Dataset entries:
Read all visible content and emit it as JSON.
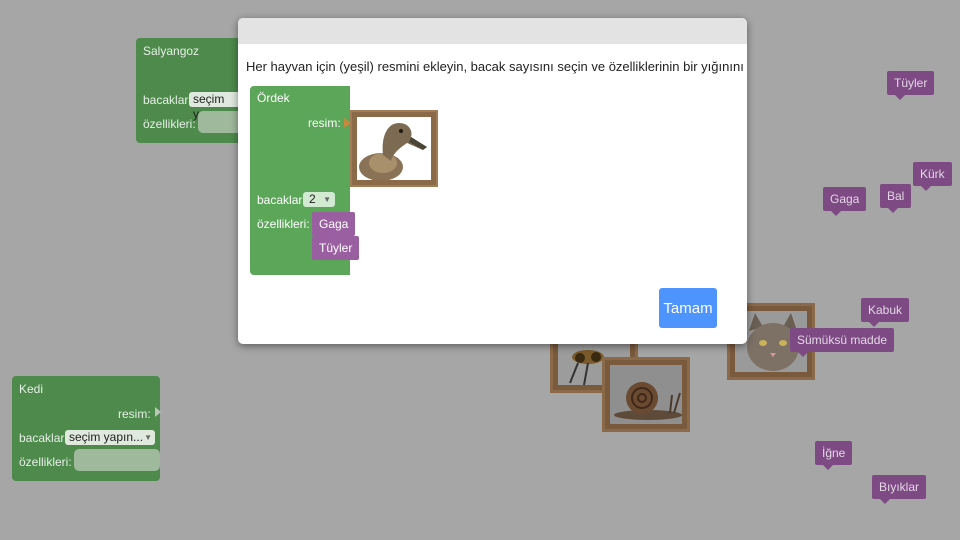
{
  "dialog": {
    "instruction": "Her hayvan için (yeşil) resmini ekleyin, bacak sayısını seçin ve özelliklerinin bir yığınını yapın.",
    "ok_label": "Tamam",
    "block": {
      "title": "Ördek",
      "image_label": "resim:",
      "legs_label": "bacaklar:",
      "legs_value": "2",
      "attributes_label": "özellikleri:",
      "attributes": [
        "Gaga",
        "Tüyler"
      ]
    }
  },
  "workspace": {
    "snail_block": {
      "title": "Salyangoz",
      "legs_label": "bacaklar:",
      "legs_value": "seçim yap",
      "attributes_label": "özellikleri:"
    },
    "cat_block": {
      "title": "Kedi",
      "image_label": "resim:",
      "legs_label": "bacaklar:",
      "legs_value": "seçim yapın...",
      "attributes_label": "özellikleri:"
    },
    "attribute_blocks": [
      "Tüyler",
      "Kürk",
      "Gaga",
      "Bal",
      "Kabuk",
      "Sümüksü madde",
      "İğne",
      "Bıyıklar"
    ],
    "pictures": [
      "bee-picture",
      "snail-picture",
      "cat-picture"
    ]
  },
  "colors": {
    "background": "#a6a6a6",
    "animal_block": "#5ba658",
    "attribute_block": "#9a5fa0",
    "ok_button": "#4d94ff"
  }
}
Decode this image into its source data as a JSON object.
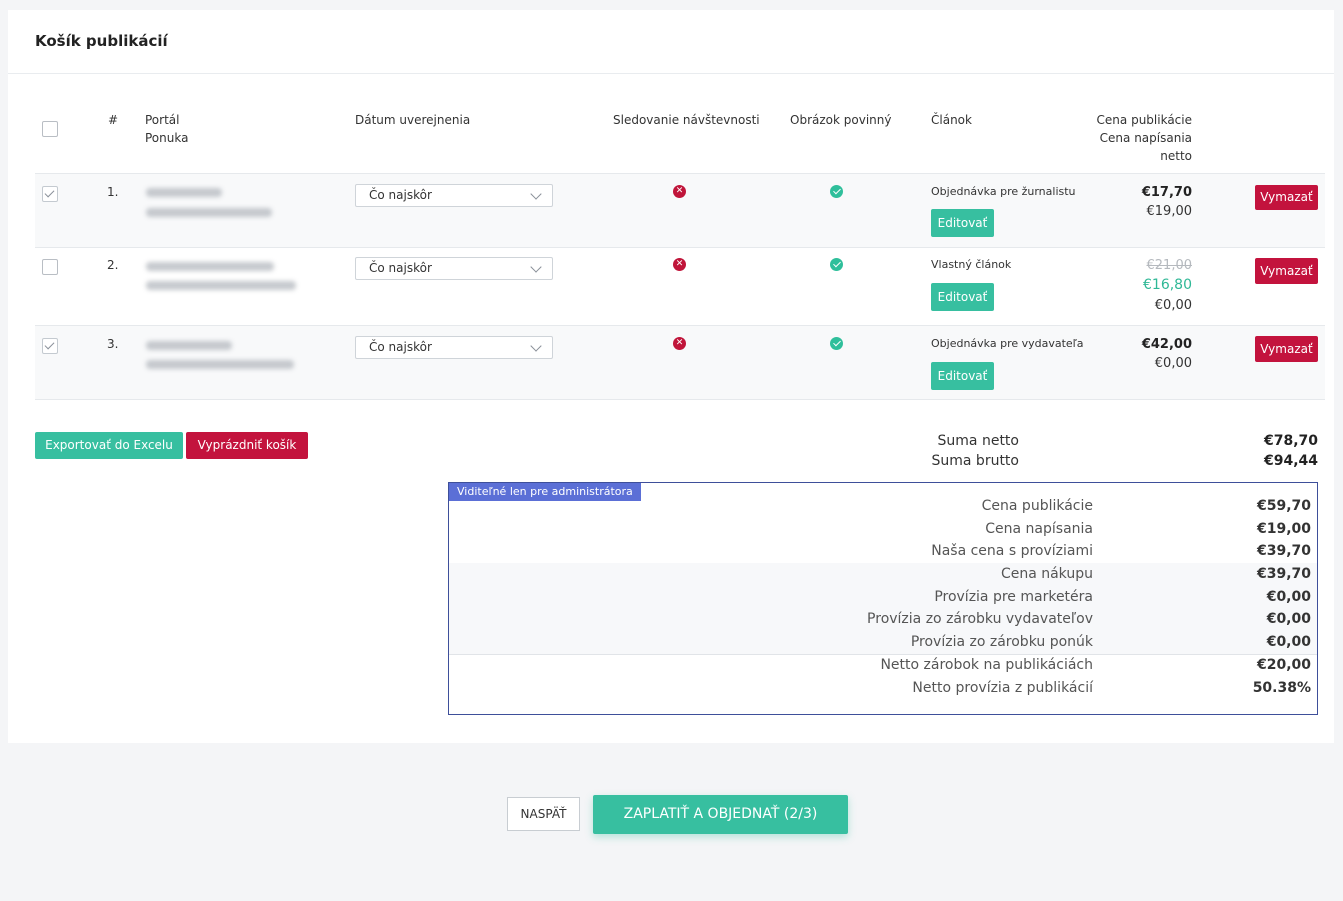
{
  "page": {
    "title": "Košík publikácií"
  },
  "table": {
    "headers": {
      "number": "#",
      "portal": "Portál",
      "offer": "Ponuka",
      "publish_date": "Dátum uverejnenia",
      "tracking": "Sledovanie návštevnosti",
      "image_required": "Obrázok povinný",
      "article": "Článok",
      "price_publication": "Cena publikácie",
      "price_writing": "Cena napísania",
      "net": "netto"
    },
    "rows": [
      {
        "checked": true,
        "number": "1.",
        "date_value": "Čo najskôr",
        "tracking": "no",
        "image_required": "yes",
        "article_type": "Objednávka pre žurnalistu",
        "edit_label": "Editovať",
        "price_main": "€17,70",
        "price_old": "",
        "price_discounted": "",
        "price_writing": "€19,00",
        "delete_label": "Vymazať"
      },
      {
        "checked": false,
        "number": "2.",
        "date_value": "Čo najskôr",
        "tracking": "no",
        "image_required": "yes",
        "article_type": "Vlastný článok",
        "edit_label": "Editovať",
        "price_main": "",
        "price_old": "€21,00",
        "price_discounted": "€16,80",
        "price_writing": "€0,00",
        "delete_label": "Vymazať"
      },
      {
        "checked": true,
        "number": "3.",
        "date_value": "Čo najskôr",
        "tracking": "no",
        "image_required": "yes",
        "article_type": "Objednávka pre vydavateľa",
        "edit_label": "Editovať",
        "price_main": "€42,00",
        "price_old": "",
        "price_discounted": "",
        "price_writing": "€0,00",
        "delete_label": "Vymazať"
      }
    ]
  },
  "actions": {
    "export_label": "Exportovať do Excelu",
    "empty_label": "Vyprázdniť košík"
  },
  "summary": {
    "net_label": "Suma netto",
    "net_value": "€78,70",
    "gross_label": "Suma brutto",
    "gross_value": "€94,44"
  },
  "admin": {
    "tag": "Viditeľné len pre administrátora",
    "rows": [
      {
        "label": "Cena publikácie",
        "value": "€59,70"
      },
      {
        "label": "Cena napísania",
        "value": "€19,00"
      },
      {
        "label": "Naša cena s províziami",
        "value": "€39,70"
      },
      {
        "label": "Cena nákupu",
        "value": "€39,70"
      },
      {
        "label": "Provízia pre marketéra",
        "value": "€0,00"
      },
      {
        "label": "Provízia zo zárobku vydavateľov",
        "value": "€0,00"
      },
      {
        "label": "Provízia zo zárobku ponúk",
        "value": "€0,00"
      },
      {
        "label": "Netto zárobok na publikáciách",
        "value": "€20,00"
      },
      {
        "label": "Netto provízia z publikácií",
        "value": "50.38%"
      }
    ]
  },
  "footer": {
    "back_label": "NASPÄŤ",
    "pay_label": "ZAPLATIŤ A OBJEDNAŤ (2/3)"
  },
  "colors": {
    "accent_teal": "#37bfa0",
    "danger_red": "#c3133d",
    "admin_blue": "#5b6fd6"
  }
}
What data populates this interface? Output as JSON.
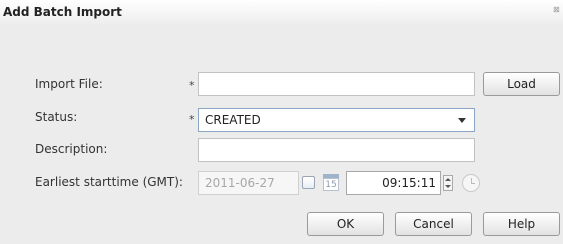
{
  "dialog": {
    "title": "Add Batch Import",
    "close_glyph": "⊠"
  },
  "form": {
    "import_file": {
      "label": "Import File:",
      "required_marker": "*",
      "value": "",
      "load_label": "Load"
    },
    "status": {
      "label": "Status:",
      "required_marker": "*",
      "value": "CREATED"
    },
    "description": {
      "label": "Description:",
      "value": ""
    },
    "earliest_starttime": {
      "label": "Earliest starttime (GMT):",
      "date": "2011-06-27",
      "calendar_day": "15",
      "time": "09:15:11"
    }
  },
  "buttons": {
    "ok": "OK",
    "cancel": "Cancel",
    "help": "Help"
  },
  "icons": [
    "close-icon",
    "calendar-icon",
    "spinner-icon",
    "clock-icon",
    "dropdown-arrow-icon"
  ]
}
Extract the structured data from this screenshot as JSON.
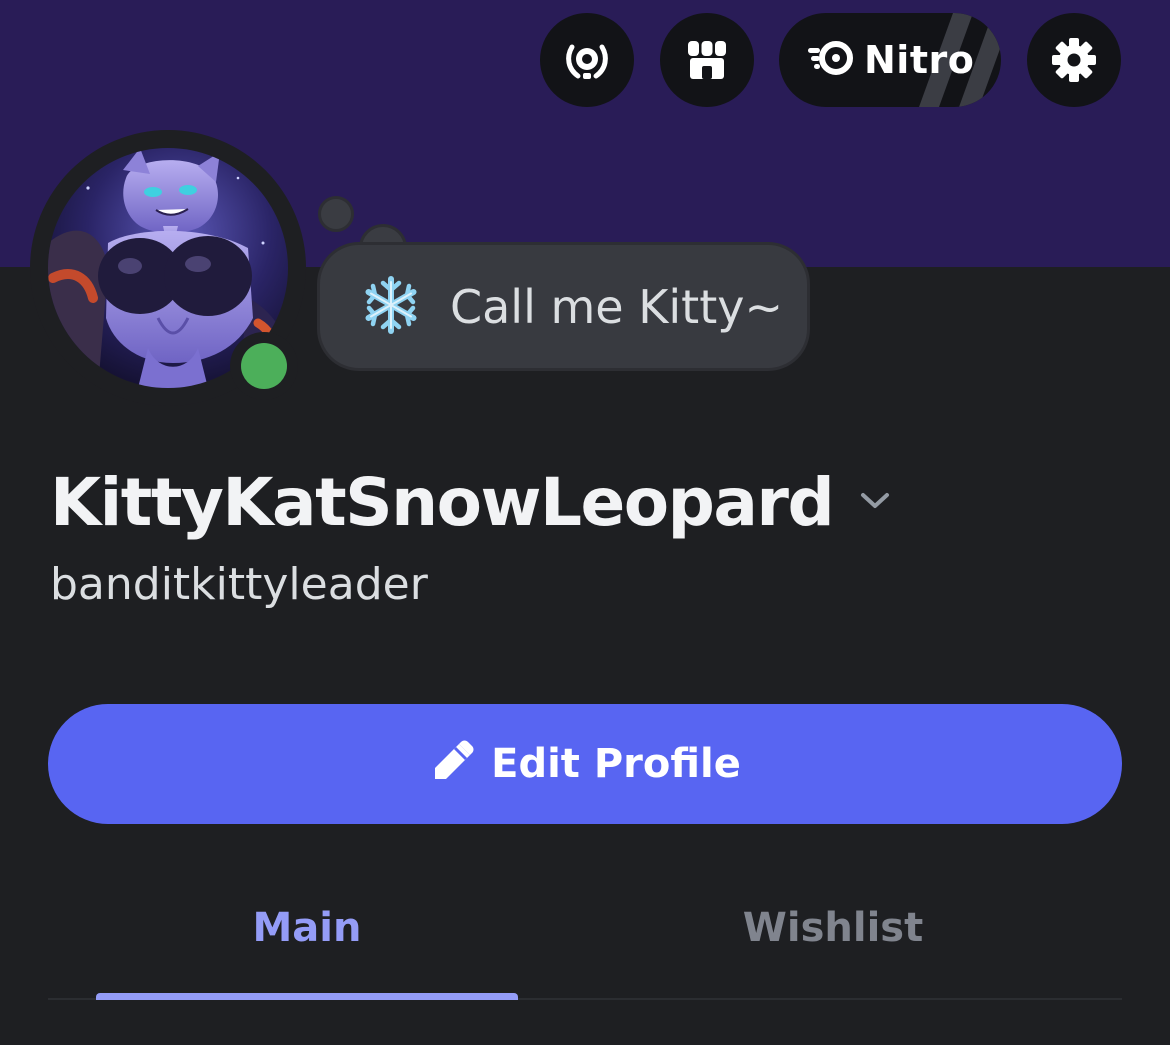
{
  "colors": {
    "banner": "#291c57",
    "background": "#1e1f22",
    "button_dark": "#121317",
    "accent": "#5865f2",
    "tab_active": "#949cf7",
    "tab_inactive": "#80848e",
    "online": "#4caf5a",
    "status_bubble": "#383a40"
  },
  "header": {
    "buttons": [
      {
        "icon": "laurel-badge-icon"
      },
      {
        "icon": "shop-icon"
      },
      {
        "icon": "nitro-icon",
        "label": "Nitro"
      },
      {
        "icon": "gear-icon"
      }
    ]
  },
  "profile": {
    "avatar": "avatar",
    "presence": "online",
    "custom_status": {
      "emoji": "❄️",
      "text": "Call me Kitty~"
    },
    "display_name": "KittyKatSnowLeopard",
    "username": "banditkittyleader"
  },
  "actions": {
    "edit_profile_label": "Edit Profile",
    "edit_icon": "pencil-icon"
  },
  "tabs": [
    {
      "label": "Main",
      "active": true
    },
    {
      "label": "Wishlist",
      "active": false
    }
  ]
}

WORK TO DO:
Leave out the pictures, and give all the records again exactly.

SOLUTION TO THE EXERCISE:
Read all visible content and emit it as JSON.
{
  "dialog": {
    "instruction": "Her hayvan için (yeşil) resmini ekleyin, bacak sayısını seçin ve özelliklerinin bir yığınını yapın.",
    "ok_label": "Tamam",
    "block": {
      "title": "Ördek",
      "image_label": "resim:",
      "legs_label": "bacaklar:",
      "legs_value": "2",
      "attributes_label": "özellikleri:",
      "attributes": [
        "Gaga",
        "Tüyler"
      ]
    }
  },
  "workspace": {
    "snail_block": {
      "title": "Salyangoz",
      "legs_label": "bacaklar:",
      "legs_value": "seçim yap",
      "attributes_label": "özellikleri:"
    },
    "cat_block": {
      "title": "Kedi",
      "image_label": "resim:",
      "legs_label": "bacaklar:",
      "legs_value": "seçim yapın...",
      "attributes_label": "özellikleri:"
    },
    "attribute_blocks": [
      "Tüyler",
      "Kürk",
      "Gaga",
      "Bal",
      "Kabuk",
      "Sümüksü madde",
      "İğne",
      "Bıyıklar"
    ],
    "pictures": [
      "bee-picture",
      "snail-picture",
      "cat-picture"
    ]
  },
  "colors": {
    "background": "#a6a6a6",
    "animal_block": "#5ba658",
    "attribute_block": "#9a5fa0",
    "ok_button": "#4d94ff"
  }
}
Decode this image into its source data as a JSON object.
{
  "page": {
    "title": "Košík publikácií"
  },
  "table": {
    "headers": {
      "number": "#",
      "portal": "Portál",
      "offer": "Ponuka",
      "publish_date": "Dátum uverejnenia",
      "tracking": "Sledovanie návštevnosti",
      "image_required": "Obrázok povinný",
      "article": "Článok",
      "price_publication": "Cena publikácie",
      "price_writing": "Cena napísania",
      "net": "netto"
    },
    "rows": [
      {
        "checked": true,
        "number": "1.",
        "date_value": "Čo najskôr",
        "tracking": "no",
        "image_required": "yes",
        "article_type": "Objednávka pre žurnalistu",
        "edit_label": "Editovať",
        "price_main": "€17,70",
        "price_old": "",
        "price_discounted": "",
        "price_writing": "€19,00",
        "delete_label": "Vymazať"
      },
      {
        "checked": false,
        "number": "2.",
        "date_value": "Čo najskôr",
        "tracking": "no",
        "image_required": "yes",
        "article_type": "Vlastný článok",
        "edit_label": "Editovať",
        "price_main": "",
        "price_old": "€21,00",
        "price_discounted": "€16,80",
        "price_writing": "€0,00",
        "delete_label": "Vymazať"
      },
      {
        "checked": true,
        "number": "3.",
        "date_value": "Čo najskôr",
        "tracking": "no",
        "image_required": "yes",
        "article_type": "Objednávka pre vydavateľa",
        "edit_label": "Editovať",
        "price_main": "€42,00",
        "price_old": "",
        "price_discounted": "",
        "price_writing": "€0,00",
        "delete_label": "Vymazať"
      }
    ]
  },
  "actions": {
    "export_label": "Exportovať do Excelu",
    "empty_label": "Vyprázdniť košík"
  },
  "summary": {
    "net_label": "Suma netto",
    "net_value": "€78,70",
    "gross_label": "Suma brutto",
    "gross_value": "€94,44"
  },
  "admin": {
    "tag": "Viditeľné len pre administrátora",
    "rows": [
      {
        "label": "Cena publikácie",
        "value": "€59,70"
      },
      {
        "label": "Cena napísania",
        "value": "€19,00"
      },
      {
        "label": "Naša cena s províziami",
        "value": "€39,70"
      },
      {
        "label": "Cena nákupu",
        "value": "€39,70"
      },
      {
        "label": "Provízia pre marketéra",
        "value": "€0,00"
      },
      {
        "label": "Provízia zo zárobku vydavateľov",
        "value": "€0,00"
      },
      {
        "label": "Provízia zo zárobku ponúk",
        "value": "€0,00"
      },
      {
        "label": "Netto zárobok na publikáciách",
        "value": "€20,00"
      },
      {
        "label": "Netto provízia z publikácií",
        "value": "50.38%"
      }
    ]
  },
  "footer": {
    "back_label": "NASPÄŤ",
    "pay_label": "ZAPLATIŤ A OBJEDNAŤ (2/3)"
  },
  "colors": {
    "accent_teal": "#37bfa0",
    "danger_red": "#c3133d",
    "admin_blue": "#5b6fd6"
  }
}
What data populates this interface? Output as JSON.
{
  "dialog": {
    "title": "Add Batch Import",
    "close_glyph": "⊠"
  },
  "form": {
    "import_file": {
      "label": "Import File:",
      "required_marker": "*",
      "value": "",
      "load_label": "Load"
    },
    "status": {
      "label": "Status:",
      "required_marker": "*",
      "value": "CREATED"
    },
    "description": {
      "label": "Description:",
      "value": ""
    },
    "earliest_starttime": {
      "label": "Earliest starttime (GMT):",
      "date": "2011-06-27",
      "calendar_day": "15",
      "time": "09:15:11"
    }
  },
  "buttons": {
    "ok": "OK",
    "cancel": "Cancel",
    "help": "Help"
  },
  "icons": [
    "close-icon",
    "calendar-icon",
    "spinner-icon",
    "clock-icon",
    "dropdown-arrow-icon"
  ]
}
Extract the structured data from this screenshot as JSON.
{
  "colors": {
    "banner": "#291c57",
    "background": "#1e1f22",
    "button_dark": "#121317",
    "accent": "#5865f2",
    "tab_active": "#949cf7",
    "tab_inactive": "#80848e",
    "online": "#4caf5a",
    "status_bubble": "#383a40"
  },
  "header": {
    "buttons": [
      {
        "icon": "laurel-badge-icon"
      },
      {
        "icon": "shop-icon"
      },
      {
        "icon": "nitro-icon",
        "label": "Nitro"
      },
      {
        "icon": "gear-icon"
      }
    ]
  },
  "profile": {
    "avatar": "avatar",
    "presence": "online",
    "custom_status": {
      "emoji": "❄️",
      "text": "Call me Kitty~"
    },
    "display_name": "KittyKatSnowLeopard",
    "username": "banditkittyleader"
  },
  "actions": {
    "edit_profile_label": "Edit Profile",
    "edit_icon": "pencil-icon"
  },
  "tabs": [
    {
      "label": "Main",
      "active": true
    },
    {
      "label": "Wishlist",
      "active": false
    }
  ]
}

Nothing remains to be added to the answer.